Data excerpts
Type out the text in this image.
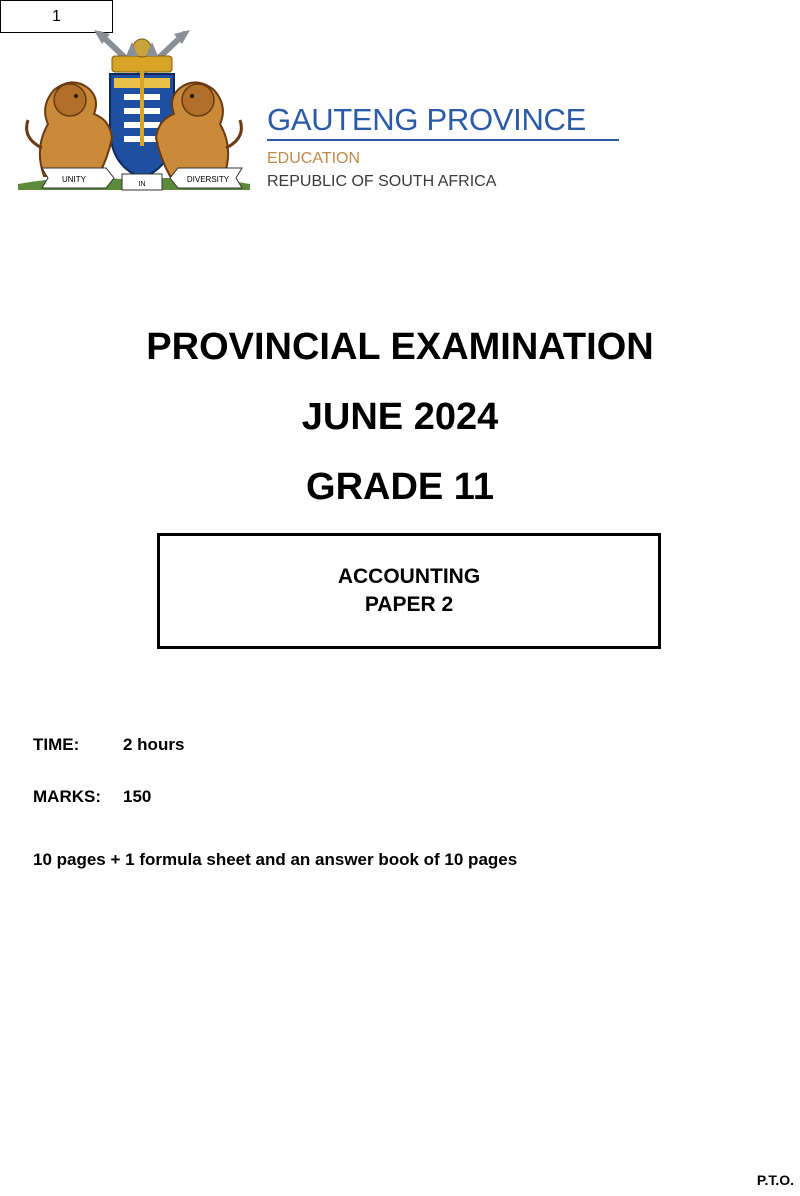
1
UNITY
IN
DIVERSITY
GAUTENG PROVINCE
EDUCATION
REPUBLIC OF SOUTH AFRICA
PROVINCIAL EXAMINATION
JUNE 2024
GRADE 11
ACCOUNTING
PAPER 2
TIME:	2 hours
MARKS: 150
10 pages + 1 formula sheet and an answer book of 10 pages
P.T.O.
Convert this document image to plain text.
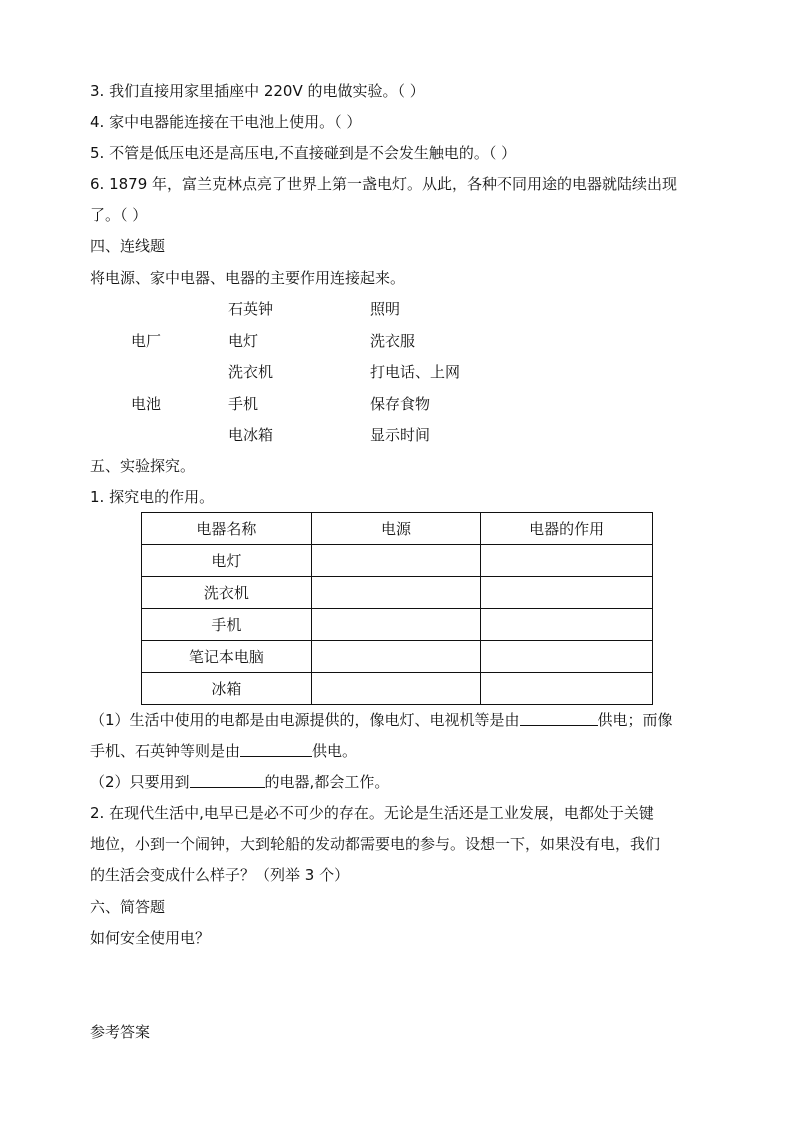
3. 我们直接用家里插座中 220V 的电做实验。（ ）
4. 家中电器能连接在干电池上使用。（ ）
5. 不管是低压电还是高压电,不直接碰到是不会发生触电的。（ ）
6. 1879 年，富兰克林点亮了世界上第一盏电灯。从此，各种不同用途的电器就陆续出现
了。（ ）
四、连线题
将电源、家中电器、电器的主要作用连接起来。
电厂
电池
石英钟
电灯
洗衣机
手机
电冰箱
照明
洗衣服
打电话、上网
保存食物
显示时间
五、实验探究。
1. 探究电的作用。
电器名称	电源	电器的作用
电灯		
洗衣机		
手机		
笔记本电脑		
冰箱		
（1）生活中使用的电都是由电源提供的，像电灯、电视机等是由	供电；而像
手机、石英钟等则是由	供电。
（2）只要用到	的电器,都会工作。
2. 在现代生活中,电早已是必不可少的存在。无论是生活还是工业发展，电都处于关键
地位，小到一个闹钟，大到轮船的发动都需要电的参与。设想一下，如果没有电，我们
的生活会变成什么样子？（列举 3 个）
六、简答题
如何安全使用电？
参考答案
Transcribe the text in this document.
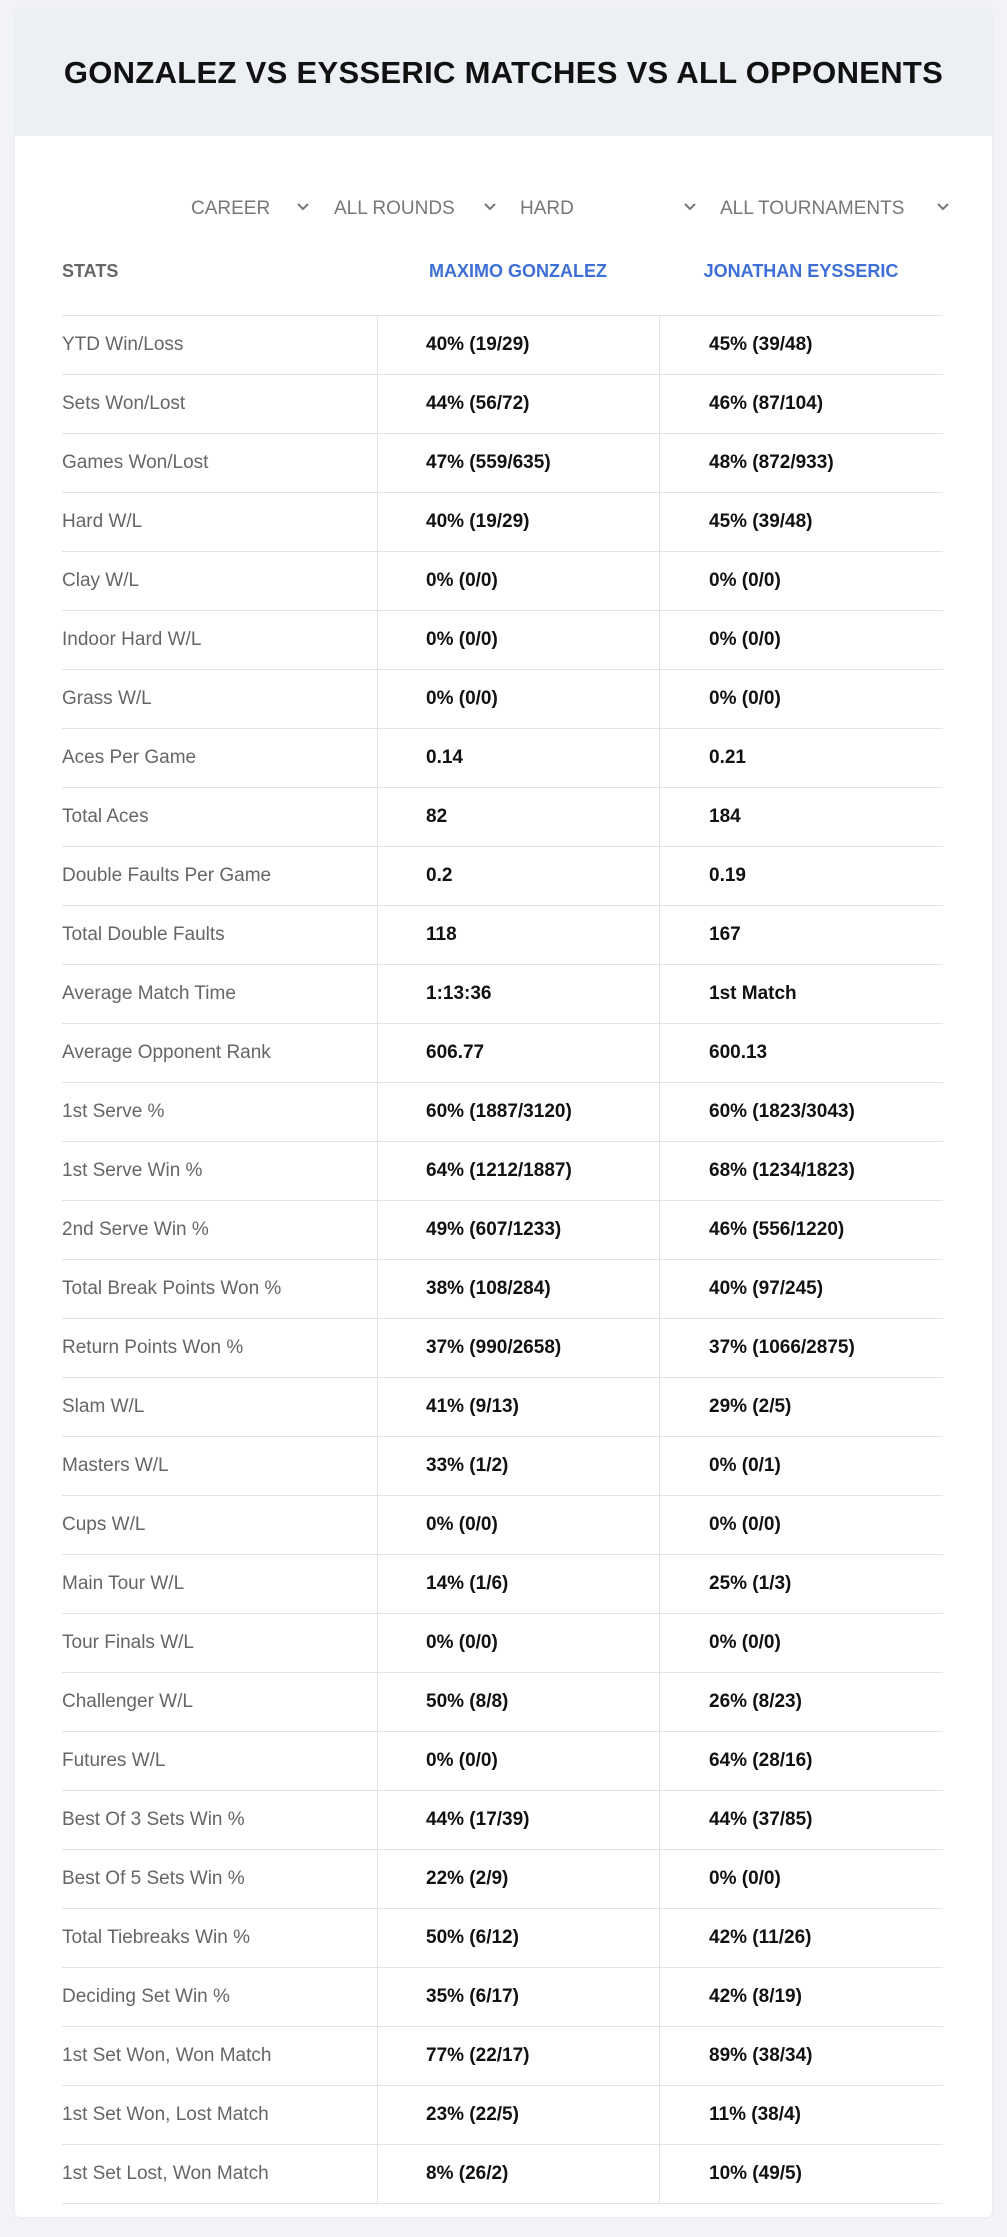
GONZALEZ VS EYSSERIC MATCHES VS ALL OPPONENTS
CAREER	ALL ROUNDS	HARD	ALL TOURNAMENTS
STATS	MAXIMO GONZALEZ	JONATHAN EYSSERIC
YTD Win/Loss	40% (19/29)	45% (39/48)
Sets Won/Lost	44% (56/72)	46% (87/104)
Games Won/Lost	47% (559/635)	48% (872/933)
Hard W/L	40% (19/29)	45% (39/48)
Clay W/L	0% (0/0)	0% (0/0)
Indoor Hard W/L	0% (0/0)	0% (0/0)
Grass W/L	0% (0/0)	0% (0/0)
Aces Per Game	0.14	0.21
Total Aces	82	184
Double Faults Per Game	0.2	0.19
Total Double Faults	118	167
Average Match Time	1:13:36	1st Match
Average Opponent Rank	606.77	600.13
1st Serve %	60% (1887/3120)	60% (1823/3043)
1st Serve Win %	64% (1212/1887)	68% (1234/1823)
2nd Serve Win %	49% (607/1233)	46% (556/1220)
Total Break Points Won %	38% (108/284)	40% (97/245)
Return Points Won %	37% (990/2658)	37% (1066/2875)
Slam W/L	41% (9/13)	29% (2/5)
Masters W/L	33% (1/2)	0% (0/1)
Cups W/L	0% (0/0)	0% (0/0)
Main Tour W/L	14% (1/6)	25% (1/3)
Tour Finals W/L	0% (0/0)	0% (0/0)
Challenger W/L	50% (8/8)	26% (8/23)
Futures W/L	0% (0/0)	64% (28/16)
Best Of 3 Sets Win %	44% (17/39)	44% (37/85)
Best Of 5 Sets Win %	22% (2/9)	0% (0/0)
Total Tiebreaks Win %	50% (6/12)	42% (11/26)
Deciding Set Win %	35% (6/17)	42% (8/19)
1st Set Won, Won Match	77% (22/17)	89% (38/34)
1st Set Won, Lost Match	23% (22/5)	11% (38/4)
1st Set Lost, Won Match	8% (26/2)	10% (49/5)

WHAT IS REQUIRED: Copy the material shown above in full and exactly. Skip the pictures.

COMPLETE OUTPUT:
Type out the text in this image.
1
UNITY
IN
DIVERSITY
GAUTENG PROVINCE
EDUCATION
REPUBLIC OF SOUTH AFRICA
PROVINCIAL EXAMINATION
JUNE 2024
GRADE 11
ACCOUNTING
PAPER 2
TIME:	2 hours
MARKS: 150
10 pages + 1 formula sheet and an answer book of 10 pages
P.T.O.
Convert this document image to plain text.
3. 我们直接用家里插座中 220V 的电做实验。（ ）
4. 家中电器能连接在干电池上使用。（ ）
5. 不管是低压电还是高压电,不直接碰到是不会发生触电的。（ ）
6. 1879 年，富兰克林点亮了世界上第一盏电灯。从此，各种不同用途的电器就陆续出现
了。（ ）
四、连线题
将电源、家中电器、电器的主要作用连接起来。
电厂
电池
石英钟
电灯
洗衣机
手机
电冰箱
照明
洗衣服
打电话、上网
保存食物
显示时间
五、实验探究。
1. 探究电的作用。
电器名称	电源	电器的作用
电灯		
洗衣机		
手机		
笔记本电脑		
冰箱		
（1）生活中使用的电都是由电源提供的，像电灯、电视机等是由	供电；而像
手机、石英钟等则是由	供电。
（2）只要用到	的电器,都会工作。
2. 在现代生活中,电早已是必不可少的存在。无论是生活还是工业发展，电都处于关键
地位，小到一个闹钟，大到轮船的发动都需要电的参与。设想一下，如果没有电，我们
的生活会变成什么样子？（列举 3 个）
六、简答题
如何安全使用电？
参考答案
Transcribe the text in this document.
GONZALEZ VS EYSSERIC MATCHES VS ALL OPPONENTS
CAREER	ALL ROUNDS	HARD	ALL TOURNAMENTS
STATS	MAXIMO GONZALEZ	JONATHAN EYSSERIC
YTD Win/Loss	40% (19/29)	45% (39/48)
Sets Won/Lost	44% (56/72)	46% (87/104)
Games Won/Lost	47% (559/635)	48% (872/933)
Hard W/L	40% (19/29)	45% (39/48)
Clay W/L	0% (0/0)	0% (0/0)
Indoor Hard W/L	0% (0/0)	0% (0/0)
Grass W/L	0% (0/0)	0% (0/0)
Aces Per Game	0.14	0.21
Total Aces	82	184
Double Faults Per Game	0.2	0.19
Total Double Faults	118	167
Average Match Time	1:13:36	1st Match
Average Opponent Rank	606.77	600.13
1st Serve %	60% (1887/3120)	60% (1823/3043)
1st Serve Win %	64% (1212/1887)	68% (1234/1823)
2nd Serve Win %	49% (607/1233)	46% (556/1220)
Total Break Points Won %	38% (108/284)	40% (97/245)
Return Points Won %	37% (990/2658)	37% (1066/2875)
Slam W/L	41% (9/13)	29% (2/5)
Masters W/L	33% (1/2)	0% (0/1)
Cups W/L	0% (0/0)	0% (0/0)
Main Tour W/L	14% (1/6)	25% (1/3)
Tour Finals W/L	0% (0/0)	0% (0/0)
Challenger W/L	50% (8/8)	26% (8/23)
Futures W/L	0% (0/0)	64% (28/16)
Best Of 3 Sets Win %	44% (17/39)	44% (37/85)
Best Of 5 Sets Win %	22% (2/9)	0% (0/0)
Total Tiebreaks Win %	50% (6/12)	42% (11/26)
Deciding Set Win %	35% (6/17)	42% (8/19)
1st Set Won, Won Match	77% (22/17)	89% (38/34)
1st Set Won, Lost Match	23% (22/5)	11% (38/4)
1st Set Lost, Won Match	8% (26/2)	10% (49/5)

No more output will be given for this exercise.